STATED PROBLEM 1 —
Pull out everything in the coarse aggregate passage from "2. Relevant Geographic" down to "or job site.", word for word.
STATED PROBLEM 2 —
Extend the passage on coarse aggregate markets, picking up right after its final sentence.

PAGE EXCERPT —
To the extent that any substitutes exist, most customers already use
these to the full extent possible in light of the limits on their
availability and the amounts that can be used in a given product, and
cannot use more of them in place of coarse aggregate in response to an
increase in the price of coarse aggregate. The Complaint alleges that a
small but significant post-acquisition increase in the price of coarse
aggregate would not cause its purchasers to substitute another product
in sufficient quantities so as to make such a price increase
unprofitable. Accordingly, the production, distribution, and sale of
coarse aggregate is a relevant product market.
2. Relevant Geographic Markets
Coarse aggregate is a bulky, heavy, and relatively low-value
product. In some markets, coarse aggregate is delivered to customers
exclusively by truck. In other markets, the lack of native coarse
aggregate sources and the availability of rail and/or navigable
waterways makes it economical to rail
[[Page 68189]]
barge, and/or ship coarse aggregate directly to customer plants or job
sites, or, much more frequently, to a distribution yard from which it
is picked up by truck and delivered to the end customer. The cost of
transporting coarse aggregate is high compared to its value, which
limits the distance it can be economically transported from a quarry or
distribution yard to a ready mix concrete or asphalt plant or job site.

DATA SHOWN —

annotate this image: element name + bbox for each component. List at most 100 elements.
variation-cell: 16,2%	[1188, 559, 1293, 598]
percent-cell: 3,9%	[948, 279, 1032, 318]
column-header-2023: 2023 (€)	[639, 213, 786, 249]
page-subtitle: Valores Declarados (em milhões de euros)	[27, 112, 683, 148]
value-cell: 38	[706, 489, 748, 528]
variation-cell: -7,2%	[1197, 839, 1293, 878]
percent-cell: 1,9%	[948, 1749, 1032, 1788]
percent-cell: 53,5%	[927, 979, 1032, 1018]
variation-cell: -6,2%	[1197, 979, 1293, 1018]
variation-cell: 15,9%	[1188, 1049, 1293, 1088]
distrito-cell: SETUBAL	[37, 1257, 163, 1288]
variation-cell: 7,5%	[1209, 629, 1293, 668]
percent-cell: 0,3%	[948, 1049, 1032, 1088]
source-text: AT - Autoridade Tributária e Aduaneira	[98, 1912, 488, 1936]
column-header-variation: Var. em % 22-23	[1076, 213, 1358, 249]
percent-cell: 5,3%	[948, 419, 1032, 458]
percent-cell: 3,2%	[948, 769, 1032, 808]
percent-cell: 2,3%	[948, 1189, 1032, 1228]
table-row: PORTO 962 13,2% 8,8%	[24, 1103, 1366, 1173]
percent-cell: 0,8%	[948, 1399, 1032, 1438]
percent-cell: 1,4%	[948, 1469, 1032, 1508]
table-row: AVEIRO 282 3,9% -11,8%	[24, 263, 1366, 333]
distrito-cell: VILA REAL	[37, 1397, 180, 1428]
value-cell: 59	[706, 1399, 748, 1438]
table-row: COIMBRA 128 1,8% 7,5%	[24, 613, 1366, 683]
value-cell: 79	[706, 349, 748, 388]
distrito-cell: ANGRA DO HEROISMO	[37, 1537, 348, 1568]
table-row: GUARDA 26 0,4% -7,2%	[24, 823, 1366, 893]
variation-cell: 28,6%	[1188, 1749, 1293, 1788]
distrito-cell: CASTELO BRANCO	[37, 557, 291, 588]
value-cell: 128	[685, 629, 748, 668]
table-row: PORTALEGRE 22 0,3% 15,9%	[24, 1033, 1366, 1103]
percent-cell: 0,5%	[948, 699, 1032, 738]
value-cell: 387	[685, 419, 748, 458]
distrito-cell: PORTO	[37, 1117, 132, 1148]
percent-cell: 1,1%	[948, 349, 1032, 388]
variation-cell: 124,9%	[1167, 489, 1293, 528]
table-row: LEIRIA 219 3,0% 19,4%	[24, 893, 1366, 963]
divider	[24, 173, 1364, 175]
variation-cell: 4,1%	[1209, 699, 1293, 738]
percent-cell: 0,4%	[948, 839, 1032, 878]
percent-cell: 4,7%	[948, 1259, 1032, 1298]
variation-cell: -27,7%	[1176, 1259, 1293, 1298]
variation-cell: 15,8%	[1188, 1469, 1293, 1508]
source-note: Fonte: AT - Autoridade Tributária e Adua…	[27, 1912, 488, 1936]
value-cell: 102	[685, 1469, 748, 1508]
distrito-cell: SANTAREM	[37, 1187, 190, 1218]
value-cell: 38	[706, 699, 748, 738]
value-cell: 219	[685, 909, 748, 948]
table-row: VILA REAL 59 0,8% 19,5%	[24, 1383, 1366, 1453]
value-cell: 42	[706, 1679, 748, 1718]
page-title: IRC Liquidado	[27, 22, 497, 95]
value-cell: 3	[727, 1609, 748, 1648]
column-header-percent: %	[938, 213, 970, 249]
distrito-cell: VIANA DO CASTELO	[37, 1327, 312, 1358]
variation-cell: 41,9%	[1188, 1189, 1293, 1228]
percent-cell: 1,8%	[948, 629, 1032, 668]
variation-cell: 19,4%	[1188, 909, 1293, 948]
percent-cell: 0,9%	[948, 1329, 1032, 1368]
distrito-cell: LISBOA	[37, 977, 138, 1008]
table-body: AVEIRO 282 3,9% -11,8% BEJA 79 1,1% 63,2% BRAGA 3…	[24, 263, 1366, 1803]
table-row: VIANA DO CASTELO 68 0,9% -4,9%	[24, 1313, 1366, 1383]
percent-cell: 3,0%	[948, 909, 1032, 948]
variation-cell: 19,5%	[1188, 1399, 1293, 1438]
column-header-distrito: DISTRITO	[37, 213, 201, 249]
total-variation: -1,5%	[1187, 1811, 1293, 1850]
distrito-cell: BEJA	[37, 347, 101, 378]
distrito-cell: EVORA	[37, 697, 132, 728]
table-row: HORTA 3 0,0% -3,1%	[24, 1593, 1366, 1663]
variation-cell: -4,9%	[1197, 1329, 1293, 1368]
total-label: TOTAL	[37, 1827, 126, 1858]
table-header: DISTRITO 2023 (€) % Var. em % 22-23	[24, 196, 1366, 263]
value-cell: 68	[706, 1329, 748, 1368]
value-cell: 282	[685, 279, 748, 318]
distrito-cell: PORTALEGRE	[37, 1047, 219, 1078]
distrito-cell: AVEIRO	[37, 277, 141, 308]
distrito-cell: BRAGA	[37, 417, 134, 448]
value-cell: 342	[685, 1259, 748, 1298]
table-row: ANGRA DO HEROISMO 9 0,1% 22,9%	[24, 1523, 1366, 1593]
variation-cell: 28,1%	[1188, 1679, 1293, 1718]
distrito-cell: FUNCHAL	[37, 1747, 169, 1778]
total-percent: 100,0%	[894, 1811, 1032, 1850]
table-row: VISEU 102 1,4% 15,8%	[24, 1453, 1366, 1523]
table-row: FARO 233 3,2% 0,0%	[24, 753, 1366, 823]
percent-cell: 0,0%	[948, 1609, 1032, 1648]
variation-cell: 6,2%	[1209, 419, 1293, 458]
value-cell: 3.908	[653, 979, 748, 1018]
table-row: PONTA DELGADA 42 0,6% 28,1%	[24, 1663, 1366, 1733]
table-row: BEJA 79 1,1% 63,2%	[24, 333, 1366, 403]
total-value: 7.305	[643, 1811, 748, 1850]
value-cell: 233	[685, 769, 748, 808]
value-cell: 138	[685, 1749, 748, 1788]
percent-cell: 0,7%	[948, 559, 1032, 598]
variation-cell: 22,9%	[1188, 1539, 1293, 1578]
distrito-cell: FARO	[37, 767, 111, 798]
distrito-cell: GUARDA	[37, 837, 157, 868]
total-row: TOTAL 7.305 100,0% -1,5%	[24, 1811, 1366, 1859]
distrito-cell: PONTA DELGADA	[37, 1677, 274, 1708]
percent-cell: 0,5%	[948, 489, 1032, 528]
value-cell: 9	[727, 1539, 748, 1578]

WRITTEN ANSWER 1 —
2. Relevant Geographic Markets
Coarse aggregate is a bulky, heavy, and relatively low-value
product. In some markets, coarse aggregate is delivered to customers
exclusively by truck. In other markets, the lack of native coarse
aggregate sources and the availability of rail and/or navigable
waterways makes it economical to rail
[[Page 68189]]
barge, and/or ship coarse aggregate directly to customer plants or job
sites, or, much more frequently, to a distribution yard from which it
is picked up by truck and delivered to the end customer. The cost of
transporting coarse aggregate is high compared to its value, which
limits the distance it can be economically transported from a quarry or
distribution yard to a ready mix concrete or asphalt plant or job site.

WRITTEN ANSWER 2 —
Transportation costs, as well as the location of competitors relative
to a customer's plant or job site, thus limit the geographic area
within which a coarse aggregate supplier can effectively compete.
The Complaint alleges that there are a number of geographic areas
that constitute geographic markets in which the proposed acquisition by
Vulcan of Florida Rock will harm competition in the production,
distribution, and sale of coarse aggregate. As discussed below, in each
of these geographic markets, Vulcan and Florida Rock quarries face
limited competition from other suppliers in the delivery of coarse
aggregate to customers in the market and, because of transportation
costs, a small but significant post-acquisition increase in the price
of coarse aggregate would not cause customers to procure coarse
aggregate from quarries farther away.
a. Northwest Atlanta
Florida Rock owns and operates a coarse aggregate quarry located in
Cedarton, Georgia, known as the Six Mile quarry. This quarry serves a
geographic area that includes, among other areas, all or part of Floyd,
Polk, Haralson, and Bartow Counties in Georgia (hereafter referred to
as ``Northwest Atlanta''). Customers with plants or jobs within
Northwest Atlanta may, depending on the location of their plant or job
sites, also economically procure coarse aggregate from Vulcan's
Adairsville, Bartow, and Rockmart quarries and from another
competitor's quarry located in Cartersville, Georgia.
b. West Atlanta
Florida Rock owns and operates a coarse aggregate quarry located in
Yorkville, Georgia, known as the Paulding quarry. This quarry serves a
geographic area that includes, among other areas, all or part of
Paulding, Douglas, Carroll, Haralson, Polk, and Cobb Counties in
Georgia (hereafter referred to as ``West Atlanta''). Customers with
plants or jobs within West Atlanta may, depending on the location of
their plant or job sites, also economically procure coarse aggregate
from Vulcan's Villa Rica, Kennesaw, and Lithia Springs quarries and
from the quarries of other competitors located in Dallas, Georgia, and
Douglasville, Georgia.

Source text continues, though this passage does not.